> _Problem to solve_
Copy the lines below as they are; omit the images they contain.

====== Provided records

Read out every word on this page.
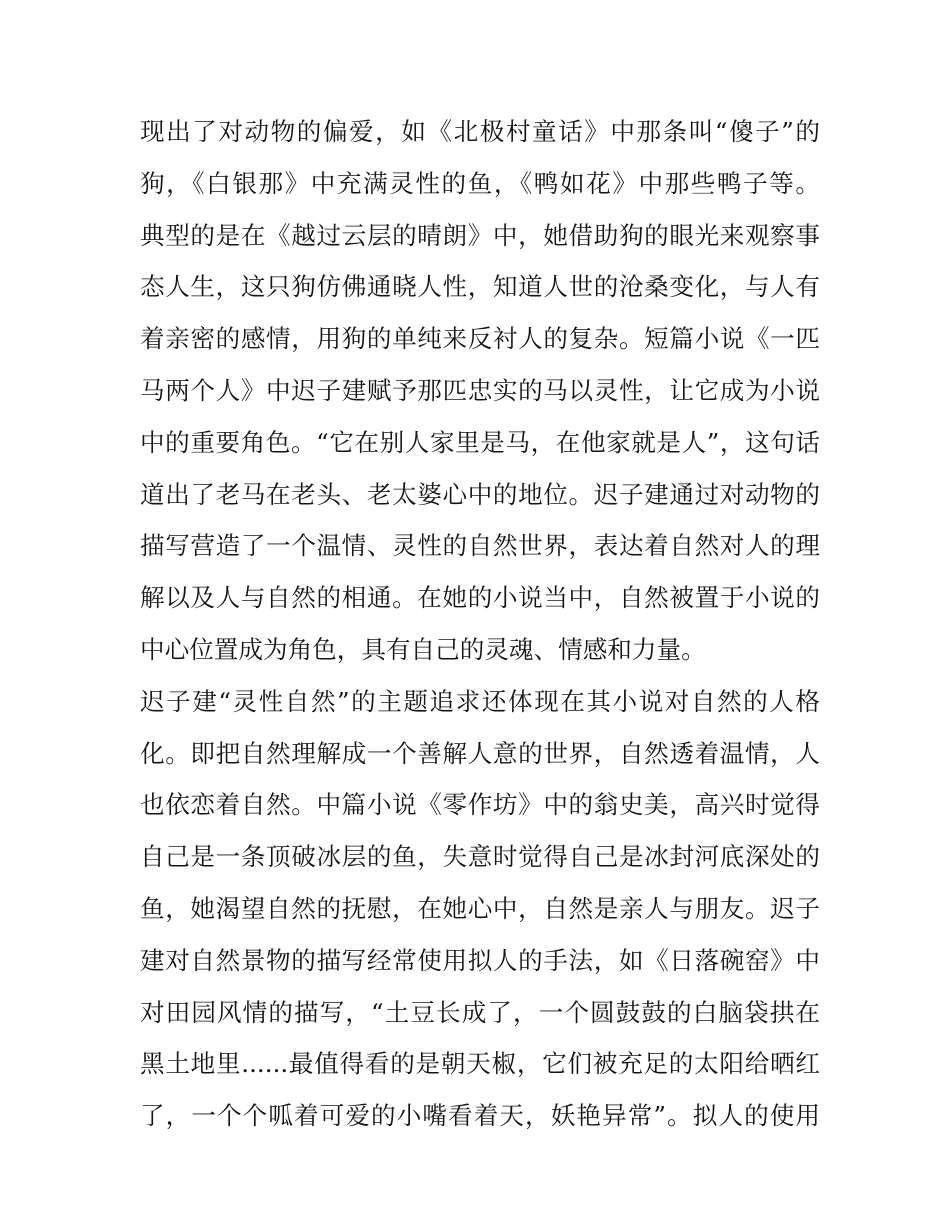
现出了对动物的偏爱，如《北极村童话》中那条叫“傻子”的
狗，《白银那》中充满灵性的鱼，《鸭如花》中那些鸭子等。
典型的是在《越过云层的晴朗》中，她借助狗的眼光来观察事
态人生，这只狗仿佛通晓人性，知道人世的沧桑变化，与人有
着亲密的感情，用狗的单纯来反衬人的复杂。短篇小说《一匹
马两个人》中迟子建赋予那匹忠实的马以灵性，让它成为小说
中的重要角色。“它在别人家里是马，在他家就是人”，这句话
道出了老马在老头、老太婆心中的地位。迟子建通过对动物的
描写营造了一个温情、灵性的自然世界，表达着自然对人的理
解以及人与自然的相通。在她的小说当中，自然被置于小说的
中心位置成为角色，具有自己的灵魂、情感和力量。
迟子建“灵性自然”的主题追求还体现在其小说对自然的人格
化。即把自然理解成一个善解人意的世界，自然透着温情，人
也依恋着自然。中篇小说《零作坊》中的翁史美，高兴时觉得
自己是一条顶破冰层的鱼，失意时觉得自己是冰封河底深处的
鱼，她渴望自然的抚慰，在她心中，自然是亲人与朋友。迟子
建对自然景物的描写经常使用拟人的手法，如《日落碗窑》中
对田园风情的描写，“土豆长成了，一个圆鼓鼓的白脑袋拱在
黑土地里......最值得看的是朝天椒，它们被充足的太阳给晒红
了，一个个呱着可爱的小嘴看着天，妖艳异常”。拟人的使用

============

> _Output_
Read out every word on this page.
现出了对动物的偏爱，如《北极村童话》中那条叫“傻子”的
狗，《白银那》中充满灵性的鱼，《鸭如花》中那些鸭子等。
典型的是在《越过云层的晴朗》中，她借助狗的眼光来观察事
态人生，这只狗仿佛通晓人性，知道人世的沧桑变化，与人有
着亲密的感情，用狗的单纯来反衬人的复杂。短篇小说《一匹
马两个人》中迟子建赋予那匹忠实的马以灵性，让它成为小说
中的重要角色。“它在别人家里是马，在他家就是人”，这句话
道出了老马在老头、老太婆心中的地位。迟子建通过对动物的
描写营造了一个温情、灵性的自然世界，表达着自然对人的理
解以及人与自然的相通。在她的小说当中，自然被置于小说的
中心位置成为角色，具有自己的灵魂、情感和力量。
迟子建“灵性自然”的主题追求还体现在其小说对自然的人格
化。即把自然理解成一个善解人意的世界，自然透着温情，人
也依恋着自然。中篇小说《零作坊》中的翁史美，高兴时觉得
自己是一条顶破冰层的鱼，失意时觉得自己是冰封河底深处的
鱼，她渴望自然的抚慰，在她心中，自然是亲人与朋友。迟子
建对自然景物的描写经常使用拟人的手法，如《日落碗窑》中
对田园风情的描写，“土豆长成了，一个圆鼓鼓的白脑袋拱在
黑土地里......最值得看的是朝天椒，它们被充足的太阳给晒红
了，一个个呱着可爱的小嘴看着天，妖艳异常”。拟人的使用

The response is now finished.